### WORK INSTRUCTIONS
Pick out the lines below that include the string "text".

### PROVIDED DATA

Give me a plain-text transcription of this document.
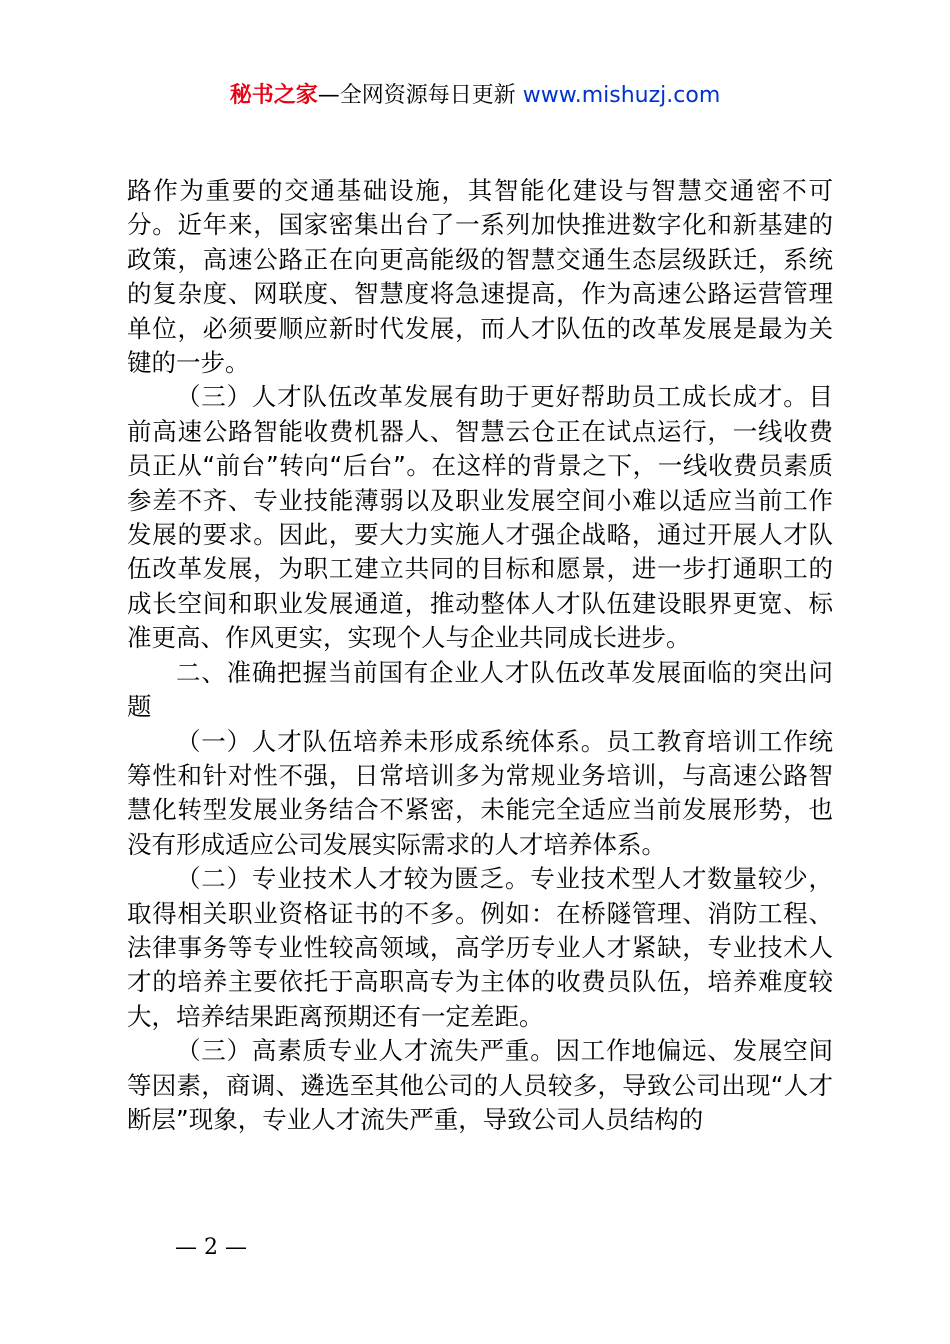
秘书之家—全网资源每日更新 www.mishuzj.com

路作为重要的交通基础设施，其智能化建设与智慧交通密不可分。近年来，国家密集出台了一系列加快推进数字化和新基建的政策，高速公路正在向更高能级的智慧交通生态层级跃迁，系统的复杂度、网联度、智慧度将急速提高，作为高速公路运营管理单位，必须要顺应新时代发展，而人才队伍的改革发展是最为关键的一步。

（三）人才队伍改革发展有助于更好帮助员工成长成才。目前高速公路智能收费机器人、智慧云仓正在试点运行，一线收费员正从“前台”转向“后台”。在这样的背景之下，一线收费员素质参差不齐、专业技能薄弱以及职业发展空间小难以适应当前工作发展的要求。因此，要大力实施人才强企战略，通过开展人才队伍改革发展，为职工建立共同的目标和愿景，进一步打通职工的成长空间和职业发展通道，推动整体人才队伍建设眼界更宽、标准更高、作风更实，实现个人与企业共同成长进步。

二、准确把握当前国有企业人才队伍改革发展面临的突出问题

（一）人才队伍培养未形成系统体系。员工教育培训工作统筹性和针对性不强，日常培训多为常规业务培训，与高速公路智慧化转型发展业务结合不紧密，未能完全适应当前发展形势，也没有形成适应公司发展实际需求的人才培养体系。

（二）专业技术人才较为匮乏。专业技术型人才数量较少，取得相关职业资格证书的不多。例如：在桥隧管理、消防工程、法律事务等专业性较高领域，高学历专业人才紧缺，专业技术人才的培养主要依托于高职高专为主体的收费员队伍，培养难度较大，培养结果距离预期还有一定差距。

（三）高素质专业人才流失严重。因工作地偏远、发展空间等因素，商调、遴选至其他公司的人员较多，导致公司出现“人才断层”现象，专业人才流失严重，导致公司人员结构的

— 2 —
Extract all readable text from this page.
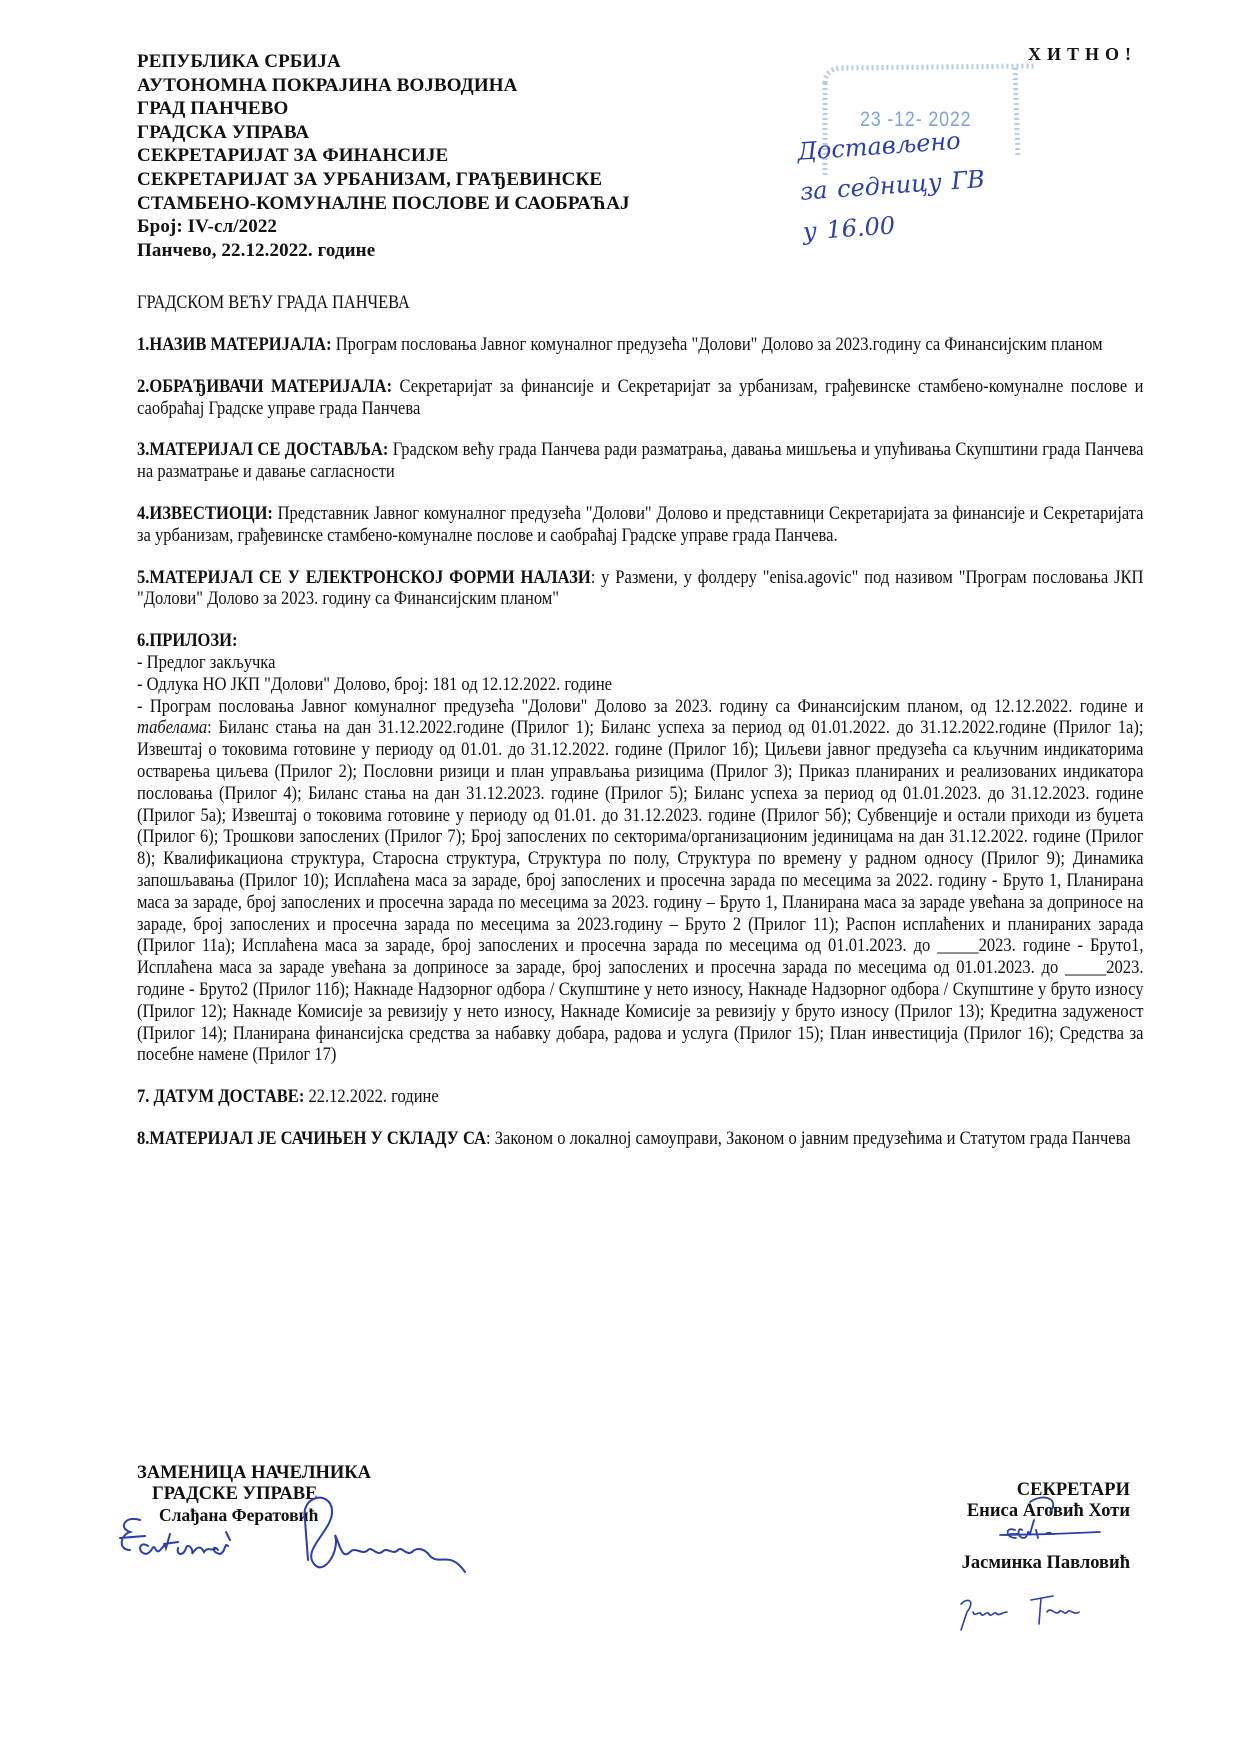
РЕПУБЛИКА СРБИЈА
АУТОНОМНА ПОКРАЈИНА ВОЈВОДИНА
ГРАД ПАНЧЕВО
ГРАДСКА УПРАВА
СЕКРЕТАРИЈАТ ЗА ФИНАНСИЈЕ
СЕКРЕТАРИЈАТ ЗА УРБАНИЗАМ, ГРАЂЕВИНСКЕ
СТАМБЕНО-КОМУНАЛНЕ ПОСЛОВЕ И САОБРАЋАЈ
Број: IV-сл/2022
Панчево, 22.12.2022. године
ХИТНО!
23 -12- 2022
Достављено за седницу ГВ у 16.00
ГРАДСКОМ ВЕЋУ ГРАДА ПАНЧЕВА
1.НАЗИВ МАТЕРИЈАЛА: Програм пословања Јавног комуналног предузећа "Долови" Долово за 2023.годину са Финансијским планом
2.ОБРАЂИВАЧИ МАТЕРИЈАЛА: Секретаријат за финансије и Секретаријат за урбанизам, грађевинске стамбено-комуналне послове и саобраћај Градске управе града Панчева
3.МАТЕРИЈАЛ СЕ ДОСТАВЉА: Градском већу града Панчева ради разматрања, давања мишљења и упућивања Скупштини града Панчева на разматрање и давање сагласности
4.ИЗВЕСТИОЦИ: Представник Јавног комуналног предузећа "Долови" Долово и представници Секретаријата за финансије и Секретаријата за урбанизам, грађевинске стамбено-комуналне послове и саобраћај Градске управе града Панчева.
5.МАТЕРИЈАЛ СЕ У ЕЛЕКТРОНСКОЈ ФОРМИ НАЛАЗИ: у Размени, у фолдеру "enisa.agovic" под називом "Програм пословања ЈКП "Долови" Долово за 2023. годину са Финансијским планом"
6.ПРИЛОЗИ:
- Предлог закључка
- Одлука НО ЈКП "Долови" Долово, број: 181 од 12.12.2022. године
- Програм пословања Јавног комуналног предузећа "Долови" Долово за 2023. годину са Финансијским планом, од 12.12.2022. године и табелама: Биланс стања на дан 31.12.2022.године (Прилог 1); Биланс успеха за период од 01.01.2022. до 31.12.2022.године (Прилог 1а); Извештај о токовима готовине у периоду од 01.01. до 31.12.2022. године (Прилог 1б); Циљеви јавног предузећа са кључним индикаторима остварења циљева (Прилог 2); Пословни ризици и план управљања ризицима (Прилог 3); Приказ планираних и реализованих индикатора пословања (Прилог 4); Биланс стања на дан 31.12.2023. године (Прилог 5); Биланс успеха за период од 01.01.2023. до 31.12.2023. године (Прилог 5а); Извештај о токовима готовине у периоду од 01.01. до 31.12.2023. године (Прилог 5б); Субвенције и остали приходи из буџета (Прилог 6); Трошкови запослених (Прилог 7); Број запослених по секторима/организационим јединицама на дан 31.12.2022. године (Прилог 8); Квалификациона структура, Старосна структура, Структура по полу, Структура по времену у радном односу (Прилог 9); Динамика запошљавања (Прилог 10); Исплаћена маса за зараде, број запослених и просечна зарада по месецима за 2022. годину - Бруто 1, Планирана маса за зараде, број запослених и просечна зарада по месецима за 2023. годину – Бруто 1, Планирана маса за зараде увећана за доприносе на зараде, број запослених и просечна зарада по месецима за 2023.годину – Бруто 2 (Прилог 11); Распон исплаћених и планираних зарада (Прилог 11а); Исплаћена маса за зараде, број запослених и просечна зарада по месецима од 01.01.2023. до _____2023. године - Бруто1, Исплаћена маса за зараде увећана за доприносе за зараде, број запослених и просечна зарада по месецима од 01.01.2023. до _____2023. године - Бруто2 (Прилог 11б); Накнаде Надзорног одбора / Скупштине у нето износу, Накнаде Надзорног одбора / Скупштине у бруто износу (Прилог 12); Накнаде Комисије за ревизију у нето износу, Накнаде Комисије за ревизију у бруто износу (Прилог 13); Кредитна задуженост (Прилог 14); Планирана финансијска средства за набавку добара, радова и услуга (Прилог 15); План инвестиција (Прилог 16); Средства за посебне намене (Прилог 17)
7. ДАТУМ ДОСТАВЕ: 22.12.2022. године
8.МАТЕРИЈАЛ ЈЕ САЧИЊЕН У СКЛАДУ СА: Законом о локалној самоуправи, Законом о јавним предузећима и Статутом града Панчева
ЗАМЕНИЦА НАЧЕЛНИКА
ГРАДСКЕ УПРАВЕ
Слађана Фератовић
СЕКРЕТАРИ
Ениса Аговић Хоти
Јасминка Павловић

### OUTPUT
Give me a plain-text transcription of this document.
Extract all readable text from this page.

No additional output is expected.